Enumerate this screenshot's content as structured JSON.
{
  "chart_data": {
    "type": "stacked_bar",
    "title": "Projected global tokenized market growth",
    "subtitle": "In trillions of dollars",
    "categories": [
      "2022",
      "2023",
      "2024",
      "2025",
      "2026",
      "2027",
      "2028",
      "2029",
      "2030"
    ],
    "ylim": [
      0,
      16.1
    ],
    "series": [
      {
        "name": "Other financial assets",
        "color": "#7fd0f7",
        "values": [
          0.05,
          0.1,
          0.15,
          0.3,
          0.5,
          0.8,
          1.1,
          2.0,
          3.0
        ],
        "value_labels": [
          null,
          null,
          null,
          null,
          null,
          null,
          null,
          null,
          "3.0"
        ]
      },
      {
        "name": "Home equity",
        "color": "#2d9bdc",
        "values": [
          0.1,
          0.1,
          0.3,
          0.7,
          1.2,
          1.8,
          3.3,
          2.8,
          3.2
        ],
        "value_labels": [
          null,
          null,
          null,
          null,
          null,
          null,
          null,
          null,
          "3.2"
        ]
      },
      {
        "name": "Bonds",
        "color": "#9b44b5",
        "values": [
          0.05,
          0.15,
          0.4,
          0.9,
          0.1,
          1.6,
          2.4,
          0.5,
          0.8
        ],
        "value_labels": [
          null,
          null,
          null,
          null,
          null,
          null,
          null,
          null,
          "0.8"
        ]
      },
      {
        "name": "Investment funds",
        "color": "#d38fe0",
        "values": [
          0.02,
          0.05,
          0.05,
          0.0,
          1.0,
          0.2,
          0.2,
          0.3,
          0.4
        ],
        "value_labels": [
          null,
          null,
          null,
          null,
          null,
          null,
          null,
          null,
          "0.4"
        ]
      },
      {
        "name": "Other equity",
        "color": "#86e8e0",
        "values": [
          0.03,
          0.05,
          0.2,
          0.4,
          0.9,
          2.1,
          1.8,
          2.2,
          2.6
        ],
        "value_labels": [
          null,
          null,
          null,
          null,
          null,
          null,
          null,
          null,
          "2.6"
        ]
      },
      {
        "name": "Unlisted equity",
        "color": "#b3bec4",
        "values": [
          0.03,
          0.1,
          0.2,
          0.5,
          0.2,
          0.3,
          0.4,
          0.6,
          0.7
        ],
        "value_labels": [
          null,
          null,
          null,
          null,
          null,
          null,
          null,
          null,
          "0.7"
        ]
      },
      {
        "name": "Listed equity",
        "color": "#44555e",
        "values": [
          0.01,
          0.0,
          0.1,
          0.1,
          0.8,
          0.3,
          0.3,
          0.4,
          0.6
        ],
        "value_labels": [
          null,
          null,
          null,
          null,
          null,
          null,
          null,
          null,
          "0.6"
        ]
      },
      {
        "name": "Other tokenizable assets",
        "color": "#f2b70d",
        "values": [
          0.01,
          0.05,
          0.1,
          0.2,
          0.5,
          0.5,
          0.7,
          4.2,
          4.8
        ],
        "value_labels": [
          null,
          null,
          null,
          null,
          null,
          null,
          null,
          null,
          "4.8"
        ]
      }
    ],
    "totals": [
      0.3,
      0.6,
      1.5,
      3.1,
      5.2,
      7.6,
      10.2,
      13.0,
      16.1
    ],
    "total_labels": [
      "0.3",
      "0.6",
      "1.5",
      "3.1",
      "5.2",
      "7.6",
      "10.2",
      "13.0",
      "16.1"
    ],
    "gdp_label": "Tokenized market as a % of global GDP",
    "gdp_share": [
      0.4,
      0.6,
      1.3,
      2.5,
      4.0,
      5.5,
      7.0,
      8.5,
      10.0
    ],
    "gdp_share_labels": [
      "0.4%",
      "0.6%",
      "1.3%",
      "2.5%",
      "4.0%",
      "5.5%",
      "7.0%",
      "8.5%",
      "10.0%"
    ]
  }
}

--

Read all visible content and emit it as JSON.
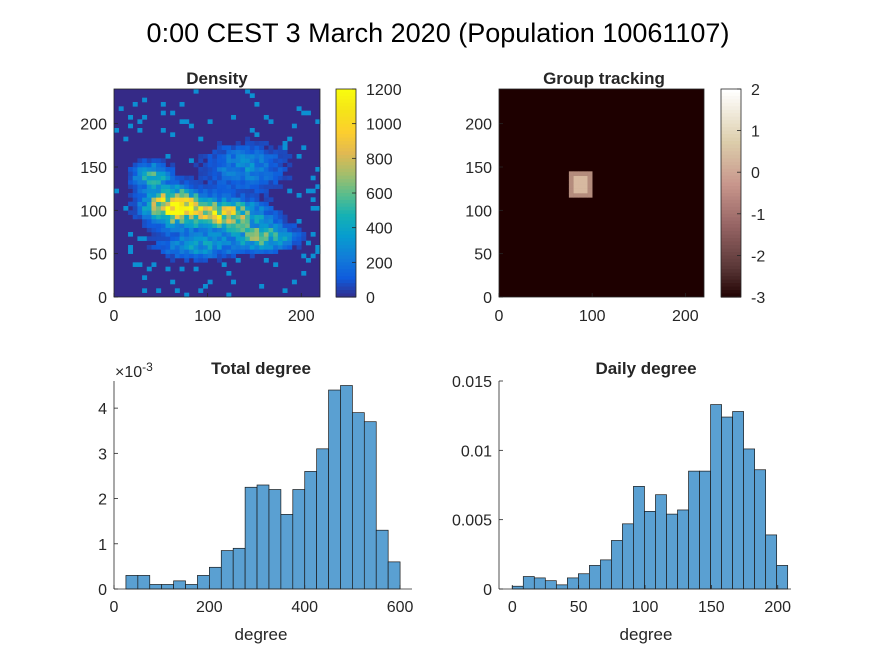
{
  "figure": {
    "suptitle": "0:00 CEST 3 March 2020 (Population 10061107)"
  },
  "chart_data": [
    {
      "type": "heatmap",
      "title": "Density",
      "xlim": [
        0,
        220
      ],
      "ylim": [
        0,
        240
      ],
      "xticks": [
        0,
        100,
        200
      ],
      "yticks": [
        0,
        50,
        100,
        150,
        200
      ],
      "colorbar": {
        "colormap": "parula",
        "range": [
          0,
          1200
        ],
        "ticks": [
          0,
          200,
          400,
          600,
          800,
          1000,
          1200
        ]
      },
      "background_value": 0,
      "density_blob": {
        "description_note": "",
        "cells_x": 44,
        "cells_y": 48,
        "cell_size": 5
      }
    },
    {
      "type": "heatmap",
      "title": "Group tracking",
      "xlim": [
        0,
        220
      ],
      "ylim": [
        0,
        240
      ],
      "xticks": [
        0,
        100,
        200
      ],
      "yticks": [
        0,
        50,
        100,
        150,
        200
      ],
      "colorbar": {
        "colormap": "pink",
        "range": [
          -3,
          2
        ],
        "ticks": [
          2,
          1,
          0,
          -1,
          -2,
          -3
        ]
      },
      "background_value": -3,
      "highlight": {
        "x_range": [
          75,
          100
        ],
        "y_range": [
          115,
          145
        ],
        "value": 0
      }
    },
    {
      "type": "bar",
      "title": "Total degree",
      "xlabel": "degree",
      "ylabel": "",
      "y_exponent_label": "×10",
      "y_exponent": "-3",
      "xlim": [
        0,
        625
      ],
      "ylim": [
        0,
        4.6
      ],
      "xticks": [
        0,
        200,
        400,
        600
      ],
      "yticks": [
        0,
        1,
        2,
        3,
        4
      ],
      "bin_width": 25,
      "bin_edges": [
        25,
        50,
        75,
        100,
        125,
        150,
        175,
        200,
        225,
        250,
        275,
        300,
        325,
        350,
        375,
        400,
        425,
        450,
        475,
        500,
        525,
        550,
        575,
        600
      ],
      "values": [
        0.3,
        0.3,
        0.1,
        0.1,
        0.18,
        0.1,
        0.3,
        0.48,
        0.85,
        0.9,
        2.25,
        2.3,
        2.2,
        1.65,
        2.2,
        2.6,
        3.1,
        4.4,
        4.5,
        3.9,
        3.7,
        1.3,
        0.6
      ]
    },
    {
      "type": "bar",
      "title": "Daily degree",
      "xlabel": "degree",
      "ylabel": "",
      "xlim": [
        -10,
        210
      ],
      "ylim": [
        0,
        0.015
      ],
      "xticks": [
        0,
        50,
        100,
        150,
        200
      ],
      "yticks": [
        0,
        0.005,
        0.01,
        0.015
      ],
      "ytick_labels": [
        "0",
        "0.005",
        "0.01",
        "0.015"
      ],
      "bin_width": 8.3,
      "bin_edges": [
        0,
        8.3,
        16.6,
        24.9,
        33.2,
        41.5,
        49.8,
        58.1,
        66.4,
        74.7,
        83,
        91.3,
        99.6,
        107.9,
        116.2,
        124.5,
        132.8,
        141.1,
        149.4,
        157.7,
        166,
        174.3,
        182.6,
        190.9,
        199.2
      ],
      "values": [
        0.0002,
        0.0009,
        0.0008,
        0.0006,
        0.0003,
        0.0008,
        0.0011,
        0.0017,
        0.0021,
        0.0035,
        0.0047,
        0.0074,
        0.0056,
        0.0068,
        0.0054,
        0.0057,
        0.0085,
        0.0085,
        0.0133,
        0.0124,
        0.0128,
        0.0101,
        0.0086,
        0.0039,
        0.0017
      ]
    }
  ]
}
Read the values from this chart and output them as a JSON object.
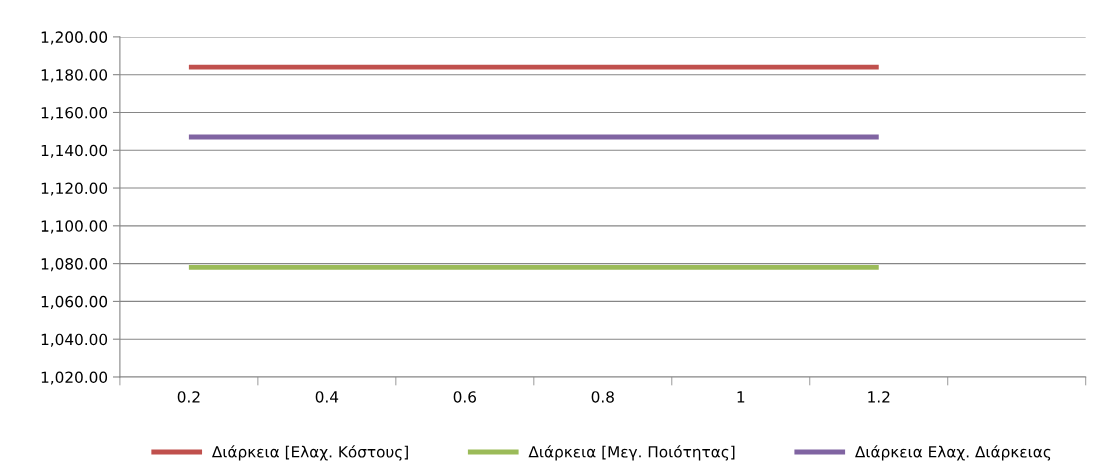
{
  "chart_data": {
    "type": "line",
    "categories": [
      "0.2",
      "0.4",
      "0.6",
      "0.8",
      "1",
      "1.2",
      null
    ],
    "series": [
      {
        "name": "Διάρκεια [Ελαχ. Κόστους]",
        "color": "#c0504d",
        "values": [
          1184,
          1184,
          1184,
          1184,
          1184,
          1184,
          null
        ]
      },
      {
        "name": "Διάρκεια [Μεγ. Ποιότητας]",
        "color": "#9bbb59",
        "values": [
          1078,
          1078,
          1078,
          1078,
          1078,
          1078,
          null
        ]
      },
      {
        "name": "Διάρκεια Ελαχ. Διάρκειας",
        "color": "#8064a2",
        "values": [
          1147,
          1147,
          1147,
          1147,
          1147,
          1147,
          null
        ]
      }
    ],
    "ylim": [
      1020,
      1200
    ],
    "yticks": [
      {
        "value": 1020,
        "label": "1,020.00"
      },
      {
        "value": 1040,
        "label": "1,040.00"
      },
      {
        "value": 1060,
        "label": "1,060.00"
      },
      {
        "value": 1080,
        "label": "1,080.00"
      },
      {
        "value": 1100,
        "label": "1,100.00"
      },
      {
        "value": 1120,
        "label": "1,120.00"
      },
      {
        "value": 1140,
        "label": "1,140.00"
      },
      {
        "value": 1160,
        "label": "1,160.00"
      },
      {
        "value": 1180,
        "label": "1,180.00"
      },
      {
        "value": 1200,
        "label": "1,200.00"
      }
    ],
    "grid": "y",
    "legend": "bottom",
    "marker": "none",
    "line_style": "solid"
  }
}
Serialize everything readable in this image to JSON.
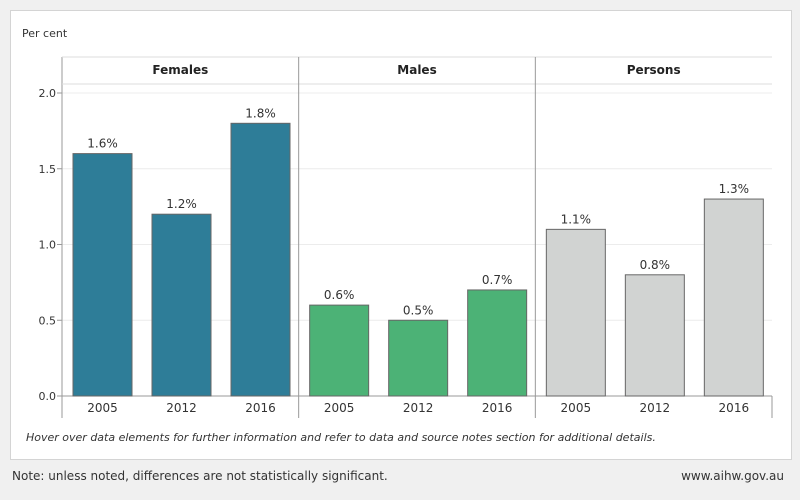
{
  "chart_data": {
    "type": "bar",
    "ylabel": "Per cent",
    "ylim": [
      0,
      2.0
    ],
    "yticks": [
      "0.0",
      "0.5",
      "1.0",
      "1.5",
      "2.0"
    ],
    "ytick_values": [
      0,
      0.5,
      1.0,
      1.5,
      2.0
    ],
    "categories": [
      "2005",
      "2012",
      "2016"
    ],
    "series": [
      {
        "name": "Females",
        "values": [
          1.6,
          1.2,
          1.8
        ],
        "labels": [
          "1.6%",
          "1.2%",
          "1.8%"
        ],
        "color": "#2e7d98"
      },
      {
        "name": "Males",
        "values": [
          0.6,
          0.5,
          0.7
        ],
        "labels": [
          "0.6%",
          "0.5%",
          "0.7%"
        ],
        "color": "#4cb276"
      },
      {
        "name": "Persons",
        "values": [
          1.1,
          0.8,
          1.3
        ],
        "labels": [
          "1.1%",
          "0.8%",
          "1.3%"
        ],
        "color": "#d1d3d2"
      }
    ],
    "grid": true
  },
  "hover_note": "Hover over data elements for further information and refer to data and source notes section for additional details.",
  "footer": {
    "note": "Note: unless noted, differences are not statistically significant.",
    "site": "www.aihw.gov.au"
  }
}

> **PROBLEM DETAILS**:
List all lines from the entries that include the word "assets".

> **RESULT OF THIS TASK**:
        "name": "Other financial assets",
        "name": "Other tokenizable assets",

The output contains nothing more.